##### Recorded information

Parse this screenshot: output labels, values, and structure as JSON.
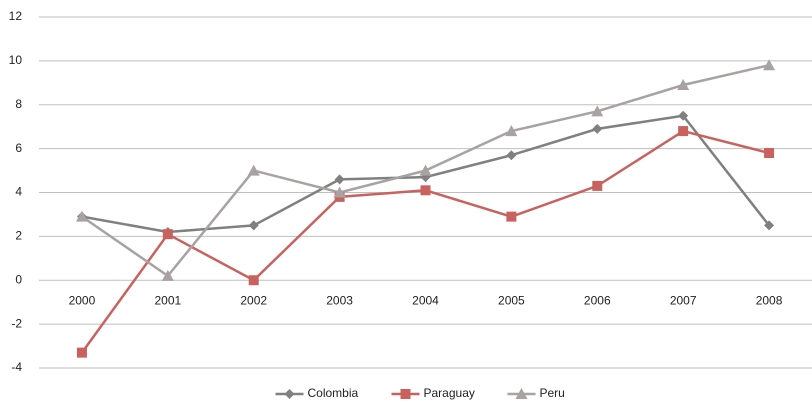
{
  "chart_data": {
    "type": "line",
    "categories": [
      "2000",
      "2001",
      "2002",
      "2003",
      "2004",
      "2005",
      "2006",
      "2007",
      "2008"
    ],
    "series": [
      {
        "name": "Colombia",
        "color": "#808080",
        "marker": "diamond",
        "values": [
          2.9,
          2.2,
          2.5,
          4.6,
          4.7,
          5.7,
          6.9,
          7.5,
          2.5
        ]
      },
      {
        "name": "Paraguay",
        "color": "#c9625f",
        "marker": "square",
        "values": [
          -3.3,
          2.1,
          0,
          3.8,
          4.1,
          2.9,
          4.3,
          6.8,
          5.8
        ]
      },
      {
        "name": "Peru",
        "color": "#a8a2a2",
        "marker": "triangle",
        "values": [
          2.9,
          0.2,
          5.0,
          4.0,
          5.0,
          6.8,
          7.7,
          8.9,
          9.8
        ]
      }
    ],
    "ylim": [
      -4,
      12
    ],
    "yticks": [
      -4,
      -2,
      0,
      2,
      4,
      6,
      8,
      10,
      12
    ],
    "grid": true,
    "legend": "bottom"
  }
}
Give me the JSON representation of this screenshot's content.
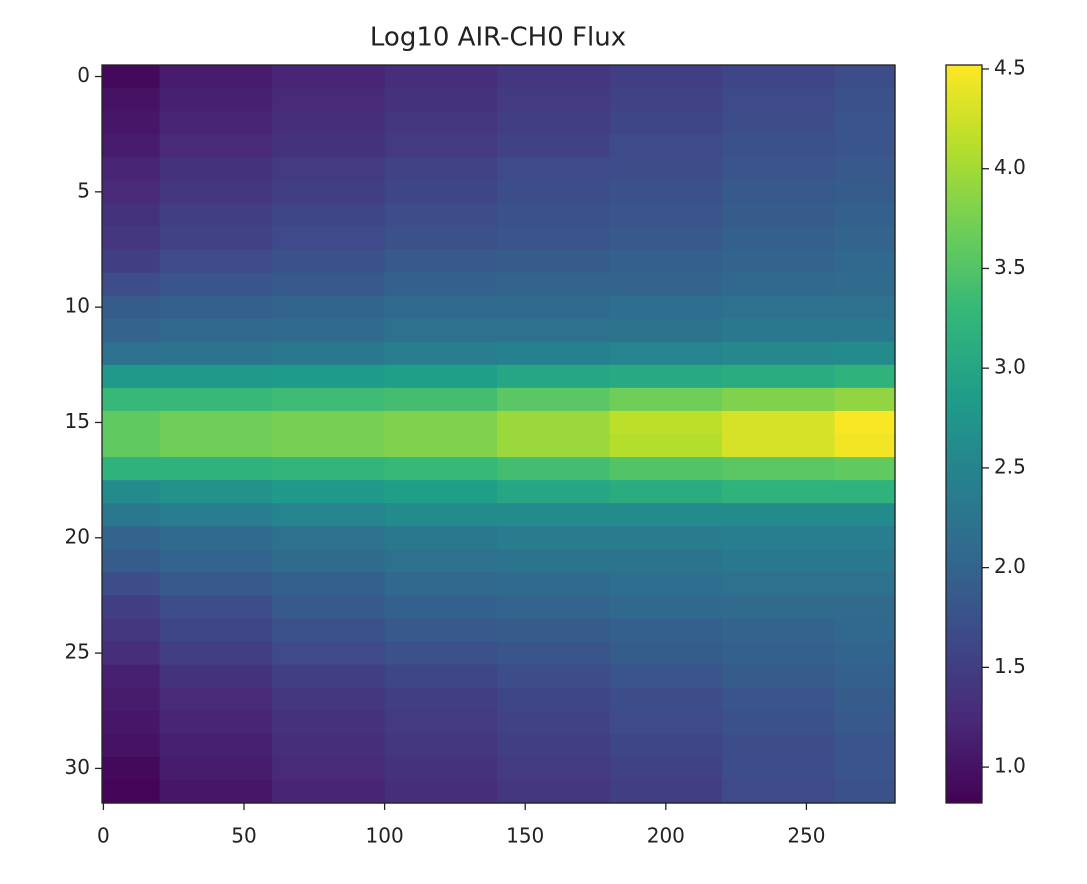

##########

## What to produce
Each line that has the word "this" should be copied.

## Task answer
Parse this screenshot: output labels, values, and structure as JSON.
Give me the JSON representation of this screenshot's content.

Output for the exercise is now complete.